What the task asks: Go through the listing and pick out each line with the word "this" in it.

Rows:
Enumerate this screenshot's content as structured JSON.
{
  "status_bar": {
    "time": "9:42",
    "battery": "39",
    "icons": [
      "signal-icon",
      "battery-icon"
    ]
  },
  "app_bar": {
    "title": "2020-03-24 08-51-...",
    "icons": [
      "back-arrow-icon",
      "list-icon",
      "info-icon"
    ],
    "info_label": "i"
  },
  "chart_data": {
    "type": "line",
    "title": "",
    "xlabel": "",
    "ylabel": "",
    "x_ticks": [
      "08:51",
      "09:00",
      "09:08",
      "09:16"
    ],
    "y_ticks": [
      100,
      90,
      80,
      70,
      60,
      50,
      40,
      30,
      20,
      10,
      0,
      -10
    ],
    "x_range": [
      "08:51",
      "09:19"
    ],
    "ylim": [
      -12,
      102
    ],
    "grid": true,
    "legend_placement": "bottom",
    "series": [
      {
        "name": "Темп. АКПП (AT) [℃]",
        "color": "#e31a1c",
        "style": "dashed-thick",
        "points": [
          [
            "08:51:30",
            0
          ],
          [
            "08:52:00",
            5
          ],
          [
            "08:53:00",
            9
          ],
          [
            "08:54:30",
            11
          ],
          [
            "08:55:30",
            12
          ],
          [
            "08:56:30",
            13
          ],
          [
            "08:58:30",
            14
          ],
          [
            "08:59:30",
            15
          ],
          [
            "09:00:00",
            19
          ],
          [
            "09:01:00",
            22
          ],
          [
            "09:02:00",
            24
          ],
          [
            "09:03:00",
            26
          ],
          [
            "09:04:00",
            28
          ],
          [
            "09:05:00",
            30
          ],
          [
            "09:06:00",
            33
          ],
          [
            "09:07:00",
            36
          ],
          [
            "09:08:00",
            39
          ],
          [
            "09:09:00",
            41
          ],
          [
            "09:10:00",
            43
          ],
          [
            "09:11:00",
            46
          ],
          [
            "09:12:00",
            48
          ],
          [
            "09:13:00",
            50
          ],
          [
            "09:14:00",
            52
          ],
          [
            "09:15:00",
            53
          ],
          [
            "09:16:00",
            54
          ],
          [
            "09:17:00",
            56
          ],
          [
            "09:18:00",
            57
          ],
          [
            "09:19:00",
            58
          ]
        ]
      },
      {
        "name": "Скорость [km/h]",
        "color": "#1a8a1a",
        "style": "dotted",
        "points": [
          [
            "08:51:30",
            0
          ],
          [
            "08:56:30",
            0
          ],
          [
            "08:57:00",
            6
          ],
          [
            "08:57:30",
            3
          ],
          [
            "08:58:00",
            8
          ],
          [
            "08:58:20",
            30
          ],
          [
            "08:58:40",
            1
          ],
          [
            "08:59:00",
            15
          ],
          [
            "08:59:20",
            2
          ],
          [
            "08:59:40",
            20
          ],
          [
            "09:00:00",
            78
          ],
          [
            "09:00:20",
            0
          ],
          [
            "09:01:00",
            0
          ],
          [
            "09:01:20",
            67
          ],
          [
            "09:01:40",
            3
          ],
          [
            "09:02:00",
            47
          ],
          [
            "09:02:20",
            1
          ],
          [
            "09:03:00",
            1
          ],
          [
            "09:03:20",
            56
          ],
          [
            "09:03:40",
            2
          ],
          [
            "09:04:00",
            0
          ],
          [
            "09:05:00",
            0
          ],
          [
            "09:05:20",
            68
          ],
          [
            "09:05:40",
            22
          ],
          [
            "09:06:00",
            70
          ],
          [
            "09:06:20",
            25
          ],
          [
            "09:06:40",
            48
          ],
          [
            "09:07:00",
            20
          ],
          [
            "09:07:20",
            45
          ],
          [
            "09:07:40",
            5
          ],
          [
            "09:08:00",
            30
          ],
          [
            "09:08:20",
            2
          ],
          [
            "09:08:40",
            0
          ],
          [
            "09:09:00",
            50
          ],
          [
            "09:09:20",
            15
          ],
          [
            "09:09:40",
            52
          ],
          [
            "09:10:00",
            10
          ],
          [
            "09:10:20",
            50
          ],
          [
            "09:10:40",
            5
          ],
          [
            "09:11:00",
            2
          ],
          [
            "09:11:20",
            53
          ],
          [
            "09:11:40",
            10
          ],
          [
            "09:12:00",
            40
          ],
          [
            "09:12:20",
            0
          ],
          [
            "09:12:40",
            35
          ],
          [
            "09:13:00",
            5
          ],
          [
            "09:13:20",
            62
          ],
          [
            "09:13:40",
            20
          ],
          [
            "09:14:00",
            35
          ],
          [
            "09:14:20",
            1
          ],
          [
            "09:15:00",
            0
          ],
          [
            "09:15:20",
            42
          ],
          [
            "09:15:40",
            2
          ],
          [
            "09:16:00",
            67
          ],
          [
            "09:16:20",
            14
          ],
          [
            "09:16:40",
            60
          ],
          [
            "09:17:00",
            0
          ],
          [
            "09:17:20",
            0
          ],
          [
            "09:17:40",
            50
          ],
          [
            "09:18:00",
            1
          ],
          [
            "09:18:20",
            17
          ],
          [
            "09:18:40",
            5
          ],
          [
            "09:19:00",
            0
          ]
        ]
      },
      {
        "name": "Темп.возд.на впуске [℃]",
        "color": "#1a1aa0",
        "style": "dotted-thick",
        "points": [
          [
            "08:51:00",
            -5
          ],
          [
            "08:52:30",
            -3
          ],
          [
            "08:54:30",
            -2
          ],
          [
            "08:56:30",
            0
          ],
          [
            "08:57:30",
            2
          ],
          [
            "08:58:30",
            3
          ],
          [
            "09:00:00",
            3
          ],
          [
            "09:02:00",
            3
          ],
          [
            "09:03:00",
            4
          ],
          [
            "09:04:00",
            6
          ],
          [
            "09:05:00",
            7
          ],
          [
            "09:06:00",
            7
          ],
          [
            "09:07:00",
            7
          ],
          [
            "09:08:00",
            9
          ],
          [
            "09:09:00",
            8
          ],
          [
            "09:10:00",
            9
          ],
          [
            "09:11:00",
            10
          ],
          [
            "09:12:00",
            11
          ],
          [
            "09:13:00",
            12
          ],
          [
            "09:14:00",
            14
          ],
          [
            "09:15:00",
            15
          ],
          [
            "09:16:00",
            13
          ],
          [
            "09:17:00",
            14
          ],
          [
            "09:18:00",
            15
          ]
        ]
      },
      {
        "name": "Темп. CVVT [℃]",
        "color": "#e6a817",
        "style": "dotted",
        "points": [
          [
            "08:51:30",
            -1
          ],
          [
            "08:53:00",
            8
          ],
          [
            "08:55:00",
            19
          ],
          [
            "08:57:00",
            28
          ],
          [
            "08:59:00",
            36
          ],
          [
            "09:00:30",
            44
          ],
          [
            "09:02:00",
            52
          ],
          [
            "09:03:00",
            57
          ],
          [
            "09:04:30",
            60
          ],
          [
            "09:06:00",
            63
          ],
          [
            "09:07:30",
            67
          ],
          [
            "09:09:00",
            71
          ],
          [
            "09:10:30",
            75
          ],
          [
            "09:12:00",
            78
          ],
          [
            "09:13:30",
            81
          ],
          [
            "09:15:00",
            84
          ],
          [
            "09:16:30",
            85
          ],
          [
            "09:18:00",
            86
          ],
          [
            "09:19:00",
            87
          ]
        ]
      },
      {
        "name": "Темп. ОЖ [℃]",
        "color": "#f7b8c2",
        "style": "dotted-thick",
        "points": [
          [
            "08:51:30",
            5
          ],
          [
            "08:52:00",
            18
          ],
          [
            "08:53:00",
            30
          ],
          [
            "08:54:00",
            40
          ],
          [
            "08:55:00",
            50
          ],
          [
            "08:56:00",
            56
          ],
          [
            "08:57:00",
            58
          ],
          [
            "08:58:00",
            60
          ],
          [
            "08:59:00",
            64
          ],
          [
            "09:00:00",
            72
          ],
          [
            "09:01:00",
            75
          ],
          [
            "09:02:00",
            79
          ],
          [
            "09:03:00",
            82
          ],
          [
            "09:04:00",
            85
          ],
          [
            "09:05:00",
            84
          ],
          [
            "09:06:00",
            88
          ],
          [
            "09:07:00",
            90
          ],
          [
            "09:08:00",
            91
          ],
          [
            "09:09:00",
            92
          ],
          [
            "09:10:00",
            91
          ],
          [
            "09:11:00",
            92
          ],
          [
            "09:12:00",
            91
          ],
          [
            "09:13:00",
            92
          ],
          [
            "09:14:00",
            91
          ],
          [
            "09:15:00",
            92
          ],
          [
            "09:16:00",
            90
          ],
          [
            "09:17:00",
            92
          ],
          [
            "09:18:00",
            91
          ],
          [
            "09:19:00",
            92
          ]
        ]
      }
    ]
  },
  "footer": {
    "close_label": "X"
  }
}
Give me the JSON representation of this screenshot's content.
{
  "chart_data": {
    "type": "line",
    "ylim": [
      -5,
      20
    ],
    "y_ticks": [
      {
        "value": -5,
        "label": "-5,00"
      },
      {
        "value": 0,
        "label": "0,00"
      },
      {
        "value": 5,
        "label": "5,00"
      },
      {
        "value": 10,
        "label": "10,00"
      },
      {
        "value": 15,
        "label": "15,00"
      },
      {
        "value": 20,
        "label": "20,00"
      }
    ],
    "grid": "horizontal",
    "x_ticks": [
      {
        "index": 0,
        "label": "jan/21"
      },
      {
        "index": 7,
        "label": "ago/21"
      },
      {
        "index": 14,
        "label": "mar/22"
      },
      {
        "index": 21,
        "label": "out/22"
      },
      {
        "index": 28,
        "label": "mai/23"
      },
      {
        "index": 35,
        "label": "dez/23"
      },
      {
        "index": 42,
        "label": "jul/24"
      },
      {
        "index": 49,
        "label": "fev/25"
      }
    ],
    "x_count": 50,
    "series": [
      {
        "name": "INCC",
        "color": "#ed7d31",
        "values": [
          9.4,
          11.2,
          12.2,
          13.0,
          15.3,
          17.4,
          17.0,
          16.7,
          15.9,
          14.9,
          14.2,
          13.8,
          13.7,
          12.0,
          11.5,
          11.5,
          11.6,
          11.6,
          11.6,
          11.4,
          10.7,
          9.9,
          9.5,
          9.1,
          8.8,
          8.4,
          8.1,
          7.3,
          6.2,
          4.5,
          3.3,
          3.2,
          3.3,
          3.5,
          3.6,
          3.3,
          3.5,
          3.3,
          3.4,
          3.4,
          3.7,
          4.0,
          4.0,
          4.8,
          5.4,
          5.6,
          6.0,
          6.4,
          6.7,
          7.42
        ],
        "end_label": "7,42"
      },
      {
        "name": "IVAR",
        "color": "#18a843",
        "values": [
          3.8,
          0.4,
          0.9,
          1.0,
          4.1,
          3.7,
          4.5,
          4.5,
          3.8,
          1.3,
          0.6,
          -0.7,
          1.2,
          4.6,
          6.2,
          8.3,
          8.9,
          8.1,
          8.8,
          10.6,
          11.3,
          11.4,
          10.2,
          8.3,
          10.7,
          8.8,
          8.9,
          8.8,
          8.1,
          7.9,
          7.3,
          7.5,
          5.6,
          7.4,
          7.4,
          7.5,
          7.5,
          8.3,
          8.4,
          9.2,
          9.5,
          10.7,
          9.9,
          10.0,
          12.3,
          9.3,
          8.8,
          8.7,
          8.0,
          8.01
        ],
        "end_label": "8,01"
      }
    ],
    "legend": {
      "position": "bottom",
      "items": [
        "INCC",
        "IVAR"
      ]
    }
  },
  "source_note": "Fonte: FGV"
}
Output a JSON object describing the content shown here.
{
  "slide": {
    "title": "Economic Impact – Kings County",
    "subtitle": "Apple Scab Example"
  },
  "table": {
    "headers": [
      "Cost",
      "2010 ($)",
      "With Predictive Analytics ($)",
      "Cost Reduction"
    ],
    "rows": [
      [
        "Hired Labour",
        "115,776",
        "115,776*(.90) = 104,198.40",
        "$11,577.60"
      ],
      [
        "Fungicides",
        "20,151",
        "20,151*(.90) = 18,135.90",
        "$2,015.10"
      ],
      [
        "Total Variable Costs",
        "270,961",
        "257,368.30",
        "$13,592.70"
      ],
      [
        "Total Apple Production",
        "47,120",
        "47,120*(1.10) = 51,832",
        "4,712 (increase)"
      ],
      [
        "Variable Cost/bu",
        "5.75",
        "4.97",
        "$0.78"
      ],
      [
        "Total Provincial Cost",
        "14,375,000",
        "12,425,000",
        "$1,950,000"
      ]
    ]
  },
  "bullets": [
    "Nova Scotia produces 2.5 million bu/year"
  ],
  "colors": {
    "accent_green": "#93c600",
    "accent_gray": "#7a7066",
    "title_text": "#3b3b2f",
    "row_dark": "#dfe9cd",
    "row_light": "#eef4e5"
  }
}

Task output:
Enumerate this screenshot's content as structured JSON.
Give me the JSON representation of this screenshot's content.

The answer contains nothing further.